Search the data for the word "finished" and copy every line that contains it.

▽

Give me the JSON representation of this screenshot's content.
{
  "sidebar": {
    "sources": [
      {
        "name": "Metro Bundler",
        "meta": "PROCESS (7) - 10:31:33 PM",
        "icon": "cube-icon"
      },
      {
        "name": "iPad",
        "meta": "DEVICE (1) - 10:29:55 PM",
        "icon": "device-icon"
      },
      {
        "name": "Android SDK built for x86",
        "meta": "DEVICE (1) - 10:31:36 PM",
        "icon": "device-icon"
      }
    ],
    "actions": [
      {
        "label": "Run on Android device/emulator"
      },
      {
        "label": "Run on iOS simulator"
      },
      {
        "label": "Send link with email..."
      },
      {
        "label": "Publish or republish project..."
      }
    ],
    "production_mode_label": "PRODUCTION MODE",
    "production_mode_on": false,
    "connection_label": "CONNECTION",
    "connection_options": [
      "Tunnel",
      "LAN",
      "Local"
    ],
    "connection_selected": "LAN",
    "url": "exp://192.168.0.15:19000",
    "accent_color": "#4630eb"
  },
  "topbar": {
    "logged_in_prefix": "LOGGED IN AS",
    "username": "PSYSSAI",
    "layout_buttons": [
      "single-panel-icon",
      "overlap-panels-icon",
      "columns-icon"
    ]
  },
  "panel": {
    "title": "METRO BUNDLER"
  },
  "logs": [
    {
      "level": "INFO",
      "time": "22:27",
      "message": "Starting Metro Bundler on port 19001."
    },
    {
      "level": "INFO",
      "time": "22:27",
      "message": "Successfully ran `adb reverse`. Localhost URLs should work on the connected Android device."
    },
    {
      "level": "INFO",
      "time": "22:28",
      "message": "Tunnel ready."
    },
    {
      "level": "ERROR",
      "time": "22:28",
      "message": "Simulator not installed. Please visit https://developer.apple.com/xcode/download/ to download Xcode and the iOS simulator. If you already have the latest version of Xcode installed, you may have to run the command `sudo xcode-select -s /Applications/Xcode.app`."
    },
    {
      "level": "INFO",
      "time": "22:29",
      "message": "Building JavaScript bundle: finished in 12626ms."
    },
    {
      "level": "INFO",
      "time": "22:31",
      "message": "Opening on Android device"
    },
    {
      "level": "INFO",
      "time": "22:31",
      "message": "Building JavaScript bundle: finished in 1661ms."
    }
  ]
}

△

▶ REPLY:
      "message": "Building JavaScript bundle: finished in 12626ms."
      "message": "Building JavaScript bundle: finished in 1661ms."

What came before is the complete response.